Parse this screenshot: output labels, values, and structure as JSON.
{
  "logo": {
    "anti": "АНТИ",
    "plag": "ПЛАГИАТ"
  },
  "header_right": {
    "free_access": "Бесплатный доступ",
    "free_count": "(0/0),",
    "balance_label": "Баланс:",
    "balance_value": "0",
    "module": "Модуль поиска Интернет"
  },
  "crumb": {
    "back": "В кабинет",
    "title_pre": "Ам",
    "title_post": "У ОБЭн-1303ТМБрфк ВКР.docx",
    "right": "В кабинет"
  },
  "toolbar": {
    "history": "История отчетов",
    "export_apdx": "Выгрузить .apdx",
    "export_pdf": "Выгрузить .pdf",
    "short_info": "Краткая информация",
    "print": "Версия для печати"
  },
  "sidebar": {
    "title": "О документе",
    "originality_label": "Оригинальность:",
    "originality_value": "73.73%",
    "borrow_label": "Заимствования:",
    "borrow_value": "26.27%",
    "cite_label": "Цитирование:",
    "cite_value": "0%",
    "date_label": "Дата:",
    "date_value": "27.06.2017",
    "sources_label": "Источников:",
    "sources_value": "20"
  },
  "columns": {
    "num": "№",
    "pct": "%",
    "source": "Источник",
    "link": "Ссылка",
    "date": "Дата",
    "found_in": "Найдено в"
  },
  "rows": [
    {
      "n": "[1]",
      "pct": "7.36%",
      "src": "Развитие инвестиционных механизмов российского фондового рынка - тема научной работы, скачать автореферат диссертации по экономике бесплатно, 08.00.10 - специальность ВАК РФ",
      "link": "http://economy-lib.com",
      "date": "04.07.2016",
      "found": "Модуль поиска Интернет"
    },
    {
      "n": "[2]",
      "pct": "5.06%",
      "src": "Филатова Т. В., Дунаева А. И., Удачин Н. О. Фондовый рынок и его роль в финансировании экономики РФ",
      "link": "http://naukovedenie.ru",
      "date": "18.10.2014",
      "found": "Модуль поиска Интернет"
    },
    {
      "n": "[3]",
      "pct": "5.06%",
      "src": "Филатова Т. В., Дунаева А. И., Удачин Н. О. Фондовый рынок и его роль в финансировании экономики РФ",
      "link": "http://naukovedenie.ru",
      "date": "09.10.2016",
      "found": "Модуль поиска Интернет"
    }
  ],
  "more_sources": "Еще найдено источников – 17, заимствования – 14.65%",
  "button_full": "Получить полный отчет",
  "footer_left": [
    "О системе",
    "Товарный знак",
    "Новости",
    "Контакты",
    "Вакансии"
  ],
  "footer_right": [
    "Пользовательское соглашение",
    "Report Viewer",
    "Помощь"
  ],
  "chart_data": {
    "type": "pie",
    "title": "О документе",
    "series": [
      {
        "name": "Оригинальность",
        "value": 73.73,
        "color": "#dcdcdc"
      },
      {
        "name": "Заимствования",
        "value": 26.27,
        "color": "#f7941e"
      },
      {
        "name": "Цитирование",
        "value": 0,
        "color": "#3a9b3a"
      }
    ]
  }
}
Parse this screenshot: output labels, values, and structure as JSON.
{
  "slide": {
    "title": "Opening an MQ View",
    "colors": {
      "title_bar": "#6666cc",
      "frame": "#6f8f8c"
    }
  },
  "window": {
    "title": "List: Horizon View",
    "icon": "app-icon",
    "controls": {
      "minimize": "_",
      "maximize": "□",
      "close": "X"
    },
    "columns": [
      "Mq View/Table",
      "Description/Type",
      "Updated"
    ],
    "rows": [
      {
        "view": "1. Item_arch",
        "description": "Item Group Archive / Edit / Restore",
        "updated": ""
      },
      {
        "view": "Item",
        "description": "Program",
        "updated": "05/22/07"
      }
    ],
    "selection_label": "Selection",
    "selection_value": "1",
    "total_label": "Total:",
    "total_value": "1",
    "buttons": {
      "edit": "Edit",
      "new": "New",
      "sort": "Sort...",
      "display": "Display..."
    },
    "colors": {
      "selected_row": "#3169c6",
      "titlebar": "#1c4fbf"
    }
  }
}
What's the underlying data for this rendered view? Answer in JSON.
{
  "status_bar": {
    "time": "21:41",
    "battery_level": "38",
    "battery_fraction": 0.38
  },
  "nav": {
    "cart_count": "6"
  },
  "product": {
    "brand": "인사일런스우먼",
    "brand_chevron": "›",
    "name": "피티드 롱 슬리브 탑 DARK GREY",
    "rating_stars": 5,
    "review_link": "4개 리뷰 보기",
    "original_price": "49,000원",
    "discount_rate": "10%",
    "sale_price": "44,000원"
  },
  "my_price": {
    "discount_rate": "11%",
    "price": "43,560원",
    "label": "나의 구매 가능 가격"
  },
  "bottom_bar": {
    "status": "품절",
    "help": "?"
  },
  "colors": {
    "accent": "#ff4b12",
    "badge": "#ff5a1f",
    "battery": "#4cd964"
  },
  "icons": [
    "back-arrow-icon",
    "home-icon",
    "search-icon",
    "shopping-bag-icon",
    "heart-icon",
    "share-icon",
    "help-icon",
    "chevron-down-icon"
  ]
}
■ ■ ■
▸ Exercise objective
Everything from the line containing "What's the underlying" through the last line of the records must be given again exactly; leave out all other lines.

▸ Written reply
What's the underlying data for this rendered view? Answer in JSON.
{
  "status_bar": {
    "time": "21:41",
    "battery_level": "38",
    "battery_fraction": 0.38
  },
  "nav": {
    "cart_count": "6"
  },
  "product": {
    "brand": "인사일런스우먼",
    "brand_chevron": "›",
    "name": "피티드 롱 슬리브 탑 DARK GREY",
    "rating_stars": 5,
    "review_link": "4개 리뷰 보기",
    "original_price": "49,000원",
    "discount_rate": "10%",
    "sale_price": "44,000원"
  },
  "my_price": {
    "discount_rate": "11%",
    "price": "43,560원",
    "label": "나의 구매 가능 가격"
  },
  "bottom_bar": {
    "status": "품절",
    "help": "?"
  },
  "colors": {
    "accent": "#ff4b12",
    "badge": "#ff5a1f",
    "battery": "#4cd964"
  },
  "icons": [
    "back-arrow-icon",
    "home-icon",
    "search-icon",
    "shopping-bag-icon",
    "heart-icon",
    "share-icon",
    "help-icon",
    "chevron-down-icon"
  ]
}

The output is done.